# Given passage

Is there a zeitgeist in the air? Or a peculiar form of artsy-fartsy in-breeding swirling about?
First off, for his brilliant FAR FROM HEAVEN, director Todd Haynes has aped the style of ’50s melodrama king Douglas Sirk, down to the anachronistic dialogue, lush cinematography and pristine sets and costumes.

Released the same week as FAR FROM HEAVEN, was the Eminem-starring 8 MILE, which includes among other things a scene of Kim Basinger painting her toenails and watching an apropos movie on TV: IMITATION OF LIFE, Sirk’s 1959 look at racial tension in America.

While Eminem was the most talked about aspect of 8 MILE, the film was directed by — and the sole reason I wanted to see the movie at all — Curtis Hanson, who previously directed the wickedly amusing WONDER BOYS, which featured Michael Douglas’s best performance in years.

# Raw data
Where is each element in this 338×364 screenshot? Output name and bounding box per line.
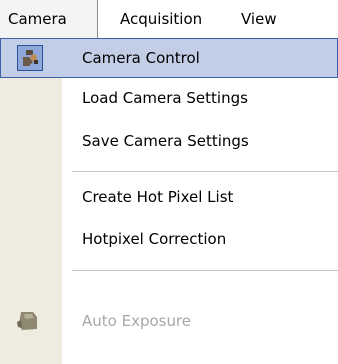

# Goals
A – List every film title named in the film commentary.
B – Continue the film commentary on Sirk's influence, picking up after its final sentence.
The data shown above is separate material, independent of the film commentary.

# Answers below
A – FAR FROM HEAVEN, 8 MILE, IMITATION OF LIFE, WONDER BOYS

B –
Hanson, however, more recently popped up as an actor in a bit part in the genius ADAPTATION, appearing as Meryl Streep’s husband for a few scenes.

These direct and oblique connections, particularly because of FAR FROM HEAVEN’s throwback style, have got me thinking about the case for melodrama. Specifically, is 8 MILE a modern form of Sirk’s trademark genre?

The best thing about FAR FROM HEAVEN is that it is played completely straight. It’s not a parody, or even a tribute, but a perfect recreation of a filmmaking style that is now viewed, at worst, as ridiculous. For example, although the dialogue isn’t played for laughs, it’s hard not to snicker when, in a moment of surprise and anger, Julianne Moore exclaims, “Jiminy!”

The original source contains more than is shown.